* Work required *
Copy each line below in which the word "Click" occurs.

━━━━━━━━━━━━━━━━━━━━

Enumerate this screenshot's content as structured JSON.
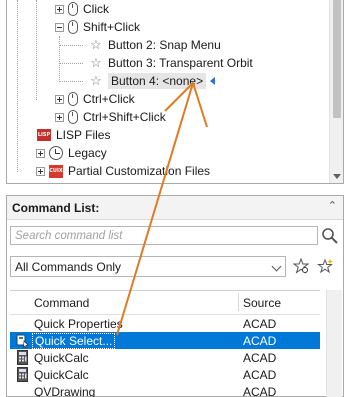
{
  "tree": {
    "items": [
      {
        "label": "Click",
        "icon": "mouse-icon"
      },
      {
        "label": "Shift+Click",
        "icon": "mouse-icon"
      },
      {
        "label": "Button 2: Snap Menu",
        "icon": "star-icon"
      },
      {
        "label": "Button 3: Transparent Orbit",
        "icon": "star-icon"
      },
      {
        "label": "Button 4: <none>",
        "icon": "star-icon"
      },
      {
        "label": "Ctrl+Click",
        "icon": "mouse-icon"
      },
      {
        "label": "Ctrl+Shift+Click",
        "icon": "mouse-icon"
      },
      {
        "label": "LISP Files",
        "icon": "lisp-files-icon",
        "icon_text": "LISP"
      },
      {
        "label": "Legacy",
        "icon": "legacy-icon"
      },
      {
        "label": "Partial Customization Files",
        "icon": "cuix-file-icon",
        "icon_text": "CUIX"
      }
    ]
  },
  "command_list": {
    "title": "Command List:",
    "search_placeholder": "Search command list",
    "filter_value": "All Commands Only",
    "columns": {
      "command": "Command",
      "source": "Source"
    },
    "rows": [
      {
        "command": "Quick Properties",
        "source": "ACAD",
        "icon": ""
      },
      {
        "command": "Quick Select...",
        "source": "ACAD",
        "icon": "quick-select-icon",
        "selected": true
      },
      {
        "command": "QuickCalc",
        "source": "ACAD",
        "icon": "calculator-icon"
      },
      {
        "command": "QuickCalc",
        "source": "ACAD",
        "icon": "calculator-icon"
      },
      {
        "command": "QVDrawing",
        "source": "ACAD",
        "icon": ""
      }
    ]
  },
  "colors": {
    "selection": "#0078d7",
    "annotation_arrow": "#e07b24",
    "marker": "#2e6fd1"
  }
}
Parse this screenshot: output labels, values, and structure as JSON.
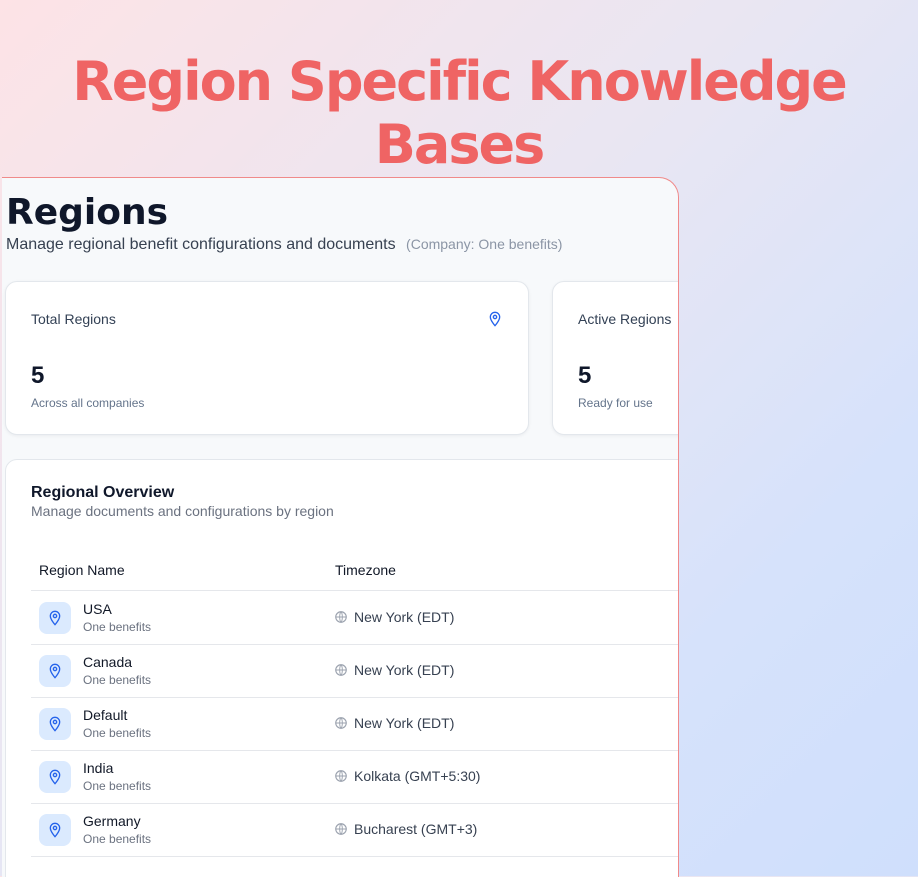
{
  "hero": {
    "title": "Region Specific Knowledge Bases"
  },
  "page": {
    "title": "Regions",
    "subtitle": "Manage regional benefit configurations and documents",
    "company_note": "(Company: One benefits)"
  },
  "stats": [
    {
      "label": "Total Regions",
      "value": "5",
      "note": "Across all companies",
      "icon": "map-pin-icon"
    },
    {
      "label": "Active Regions",
      "value": "5",
      "note": "Ready for use"
    }
  ],
  "overview": {
    "title": "Regional Overview",
    "subtitle": "Manage documents and configurations by region",
    "columns": [
      "Region Name",
      "Timezone"
    ],
    "rows": [
      {
        "name": "USA",
        "company": "One benefits",
        "timezone": "New York (EDT)"
      },
      {
        "name": "Canada",
        "company": "One benefits",
        "timezone": "New York (EDT)"
      },
      {
        "name": "Default",
        "company": "One benefits",
        "timezone": "New York (EDT)"
      },
      {
        "name": "India",
        "company": "One benefits",
        "timezone": "Kolkata (GMT+5:30)"
      },
      {
        "name": "Germany",
        "company": "One benefits",
        "timezone": "Bucharest (GMT+3)"
      }
    ]
  },
  "colors": {
    "hero": "#ef6464",
    "accent": "#2563eb",
    "pin_bg": "#dbeafe"
  }
}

━━━━━━━━━━━━━━━━━━━━

* Response to this task *
        "label": "Click",
        "label": "Shift+Click",
        "label": "Ctrl+Click",
        "label": "Ctrl+Shift+Click",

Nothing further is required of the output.